▸ **Provided information**:
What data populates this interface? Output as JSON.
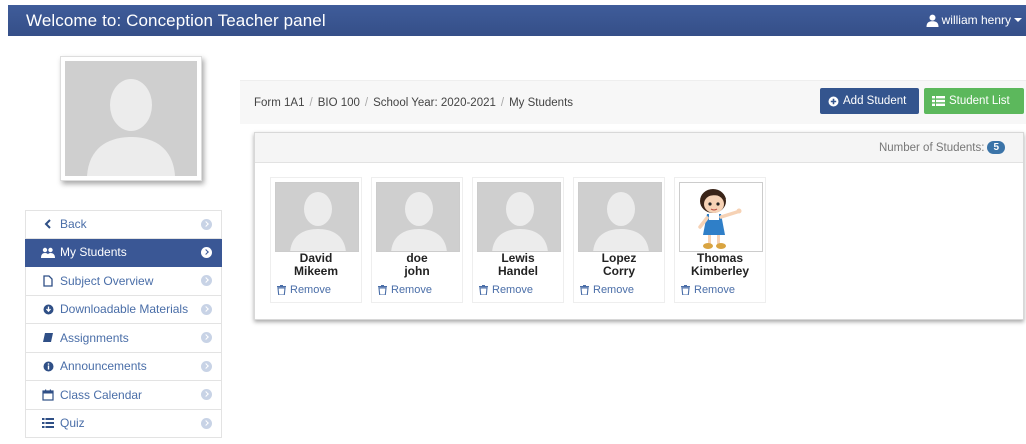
{
  "header": {
    "title": "Welcome to: Conception Teacher panel",
    "user_name": "william henry",
    "user_icon": "user-icon",
    "caret_icon": "caret-down-icon"
  },
  "sidebar": {
    "items": [
      {
        "label": "Back",
        "icon": "chevron-left-icon",
        "active": false
      },
      {
        "label": "My Students",
        "icon": "users-icon",
        "active": true
      },
      {
        "label": "Subject Overview",
        "icon": "file-icon",
        "active": false
      },
      {
        "label": "Downloadable Materials",
        "icon": "download-circle-icon",
        "active": false
      },
      {
        "label": "Assignments",
        "icon": "book-icon",
        "active": false
      },
      {
        "label": "Announcements",
        "icon": "info-icon",
        "active": false
      },
      {
        "label": "Class Calendar",
        "icon": "calendar-icon",
        "active": false
      },
      {
        "label": "Quiz",
        "icon": "list-icon",
        "active": false
      }
    ]
  },
  "breadcrumb": {
    "items": [
      "Form 1A1",
      "BIO 100",
      "School Year: 2020-2021",
      "My Students"
    ]
  },
  "toolbar": {
    "add_student_label": "Add Student",
    "student_list_label": "Student List"
  },
  "students_panel": {
    "count_label": "Number of Students:",
    "count": "5",
    "remove_label": "Remove",
    "students": [
      {
        "first": "David",
        "last": "Mikeem",
        "avatar": "default-avatar-icon"
      },
      {
        "first": "doe",
        "last": "john",
        "avatar": "default-avatar-icon"
      },
      {
        "first": "Lewis",
        "last": "Handel",
        "avatar": "default-avatar-icon"
      },
      {
        "first": "Lopez",
        "last": "Corry",
        "avatar": "default-avatar-icon"
      },
      {
        "first": "Thomas",
        "last": "Kimberley",
        "avatar": "cartoon-girl-avatar"
      }
    ]
  },
  "colors": {
    "header_bg": "#3b5998",
    "active_nav": "#3a5795",
    "add_button": "#34558e",
    "list_button": "#5cb85c",
    "link": "#4a6ea8"
  }
}
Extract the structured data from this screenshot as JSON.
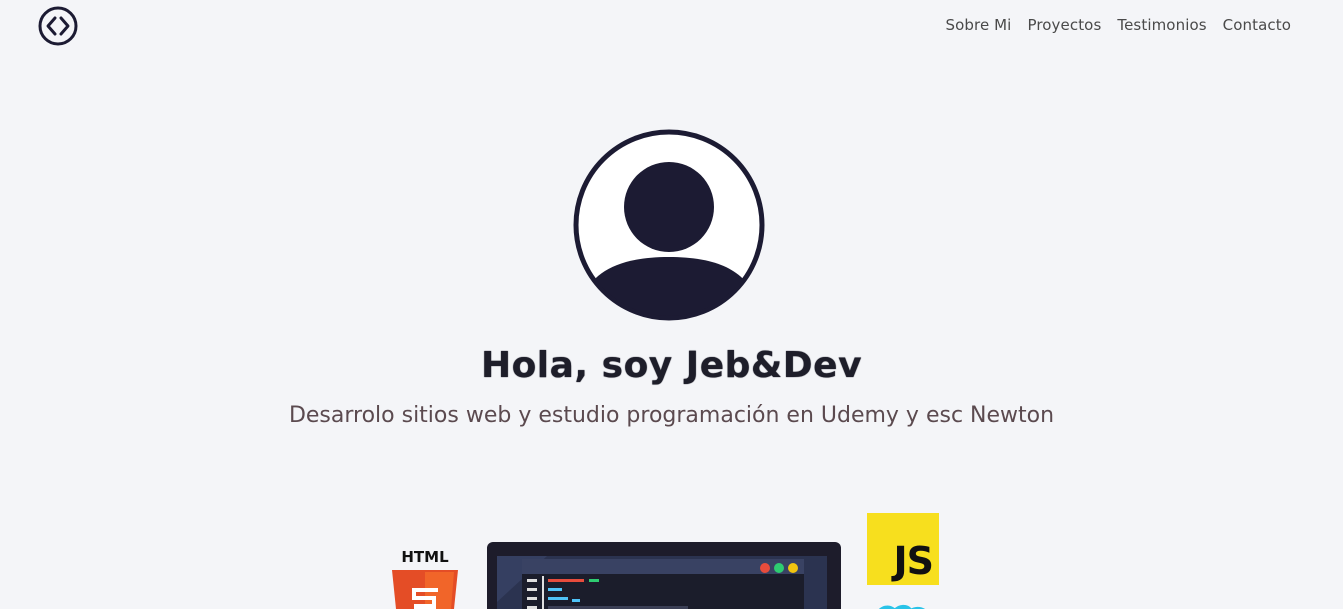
{
  "header": {
    "logo_icon": "code-brackets-icon",
    "nav": [
      {
        "label": "Sobre Mi"
      },
      {
        "label": "Proyectos"
      },
      {
        "label": "Testimonios"
      },
      {
        "label": "Contacto"
      }
    ]
  },
  "hero": {
    "avatar_icon": "user-avatar-icon",
    "title": "Hola, soy Jeb&Dev",
    "subtitle": "Desarrolo sitios web y estudio programación en Udemy y esc Newton"
  },
  "skills": {
    "html_label": "HTML",
    "js_label": "JS",
    "html_icon": "html5-icon",
    "js_icon": "javascript-icon",
    "laptop_icon": "laptop-code-icon",
    "css_icon": "css-icon"
  },
  "colors": {
    "background": "#f4f5f8",
    "dark": "#1c1b33",
    "html_orange": "#e44d26",
    "js_yellow": "#f7df1e"
  }
}
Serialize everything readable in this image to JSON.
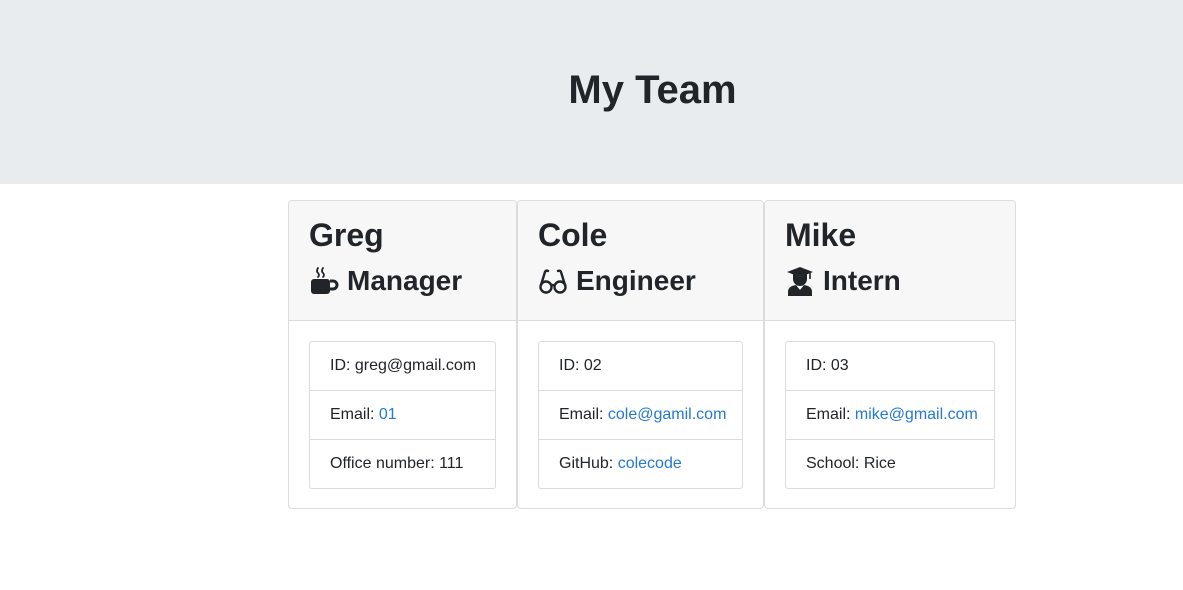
{
  "header": {
    "title": "My Team"
  },
  "cards": [
    {
      "name": "Greg",
      "role": "Manager",
      "icon": "mug-icon",
      "id_label": "ID: ",
      "id_value": "greg@gmail.com",
      "email_label": "Email: ",
      "email_value": "01",
      "extra_label": "Office number: ",
      "extra_value": "111"
    },
    {
      "name": "Cole",
      "role": "Engineer",
      "icon": "glasses-icon",
      "id_label": "ID: ",
      "id_value": "02",
      "email_label": "Email: ",
      "email_value": "cole@gamil.com",
      "extra_label": "GitHub: ",
      "extra_value": "colecode"
    },
    {
      "name": "Mike",
      "role": "Intern",
      "icon": "graduate-icon",
      "id_label": "ID: ",
      "id_value": "03",
      "email_label": "Email: ",
      "email_value": "mike@gmail.com",
      "extra_label": "School: ",
      "extra_value": "Rice"
    }
  ],
  "colors": {
    "header_bg": "#e9ecef",
    "card_header_bg": "#f7f7f7",
    "link": "#2479d2",
    "text": "#212529"
  }
}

▸ **Instructions for the task**: Your copy of the data above should match it exactly, except that pictures are left out.

▸ **Problem solution**:
What data populates this interface? Output as JSON.
{
  "header": {
    "title": "Welcome to: Conception Teacher panel",
    "user_name": "william henry",
    "user_icon": "user-icon",
    "caret_icon": "caret-down-icon"
  },
  "sidebar": {
    "items": [
      {
        "label": "Back",
        "icon": "chevron-left-icon",
        "active": false
      },
      {
        "label": "My Students",
        "icon": "users-icon",
        "active": true
      },
      {
        "label": "Subject Overview",
        "icon": "file-icon",
        "active": false
      },
      {
        "label": "Downloadable Materials",
        "icon": "download-circle-icon",
        "active": false
      },
      {
        "label": "Assignments",
        "icon": "book-icon",
        "active": false
      },
      {
        "label": "Announcements",
        "icon": "info-icon",
        "active": false
      },
      {
        "label": "Class Calendar",
        "icon": "calendar-icon",
        "active": false
      },
      {
        "label": "Quiz",
        "icon": "list-icon",
        "active": false
      }
    ]
  },
  "breadcrumb": {
    "items": [
      "Form 1A1",
      "BIO 100",
      "School Year: 2020-2021",
      "My Students"
    ]
  },
  "toolbar": {
    "add_student_label": "Add Student",
    "student_list_label": "Student List"
  },
  "students_panel": {
    "count_label": "Number of Students:",
    "count": "5",
    "remove_label": "Remove",
    "students": [
      {
        "first": "David",
        "last": "Mikeem",
        "avatar": "default-avatar-icon"
      },
      {
        "first": "doe",
        "last": "john",
        "avatar": "default-avatar-icon"
      },
      {
        "first": "Lewis",
        "last": "Handel",
        "avatar": "default-avatar-icon"
      },
      {
        "first": "Lopez",
        "last": "Corry",
        "avatar": "default-avatar-icon"
      },
      {
        "first": "Thomas",
        "last": "Kimberley",
        "avatar": "cartoon-girl-avatar"
      }
    ]
  },
  "colors": {
    "header_bg": "#3b5998",
    "active_nav": "#3a5795",
    "add_button": "#34558e",
    "list_button": "#5cb85c",
    "link": "#4a6ea8"
  }
}
Extract the structured data from this screenshot as JSON.
{
  "header": {
    "logo_icon": "code-brackets-icon",
    "nav": [
      {
        "label": "Sobre Mi"
      },
      {
        "label": "Proyectos"
      },
      {
        "label": "Testimonios"
      },
      {
        "label": "Contacto"
      }
    ]
  },
  "hero": {
    "avatar_icon": "user-avatar-icon",
    "title": "Hola, soy Jeb&Dev",
    "subtitle": "Desarrolo sitios web y estudio programación en Udemy y esc Newton"
  },
  "skills": {
    "html_label": "HTML",
    "js_label": "JS",
    "html_icon": "html5-icon",
    "js_icon": "javascript-icon",
    "laptop_icon": "laptop-code-icon",
    "css_icon": "css-icon"
  },
  "colors": {
    "background": "#f4f5f8",
    "dark": "#1c1b33",
    "html_orange": "#e44d26",
    "js_yellow": "#f7df1e"
  }
}
Serialize everything readable in this image to JSON.
{
  "header": {
    "title": "My Team"
  },
  "cards": [
    {
      "name": "Greg",
      "role": "Manager",
      "icon": "mug-icon",
      "id_label": "ID: ",
      "id_value": "greg@gmail.com",
      "email_label": "Email: ",
      "email_value": "01",
      "extra_label": "Office number: ",
      "extra_value": "111"
    },
    {
      "name": "Cole",
      "role": "Engineer",
      "icon": "glasses-icon",
      "id_label": "ID: ",
      "id_value": "02",
      "email_label": "Email: ",
      "email_value": "cole@gamil.com",
      "extra_label": "GitHub: ",
      "extra_value": "colecode"
    },
    {
      "name": "Mike",
      "role": "Intern",
      "icon": "graduate-icon",
      "id_label": "ID: ",
      "id_value": "03",
      "email_label": "Email: ",
      "email_value": "mike@gmail.com",
      "extra_label": "School: ",
      "extra_value": "Rice"
    }
  ],
  "colors": {
    "header_bg": "#e9ecef",
    "card_header_bg": "#f7f7f7",
    "link": "#2479d2",
    "text": "#212529"
  }
}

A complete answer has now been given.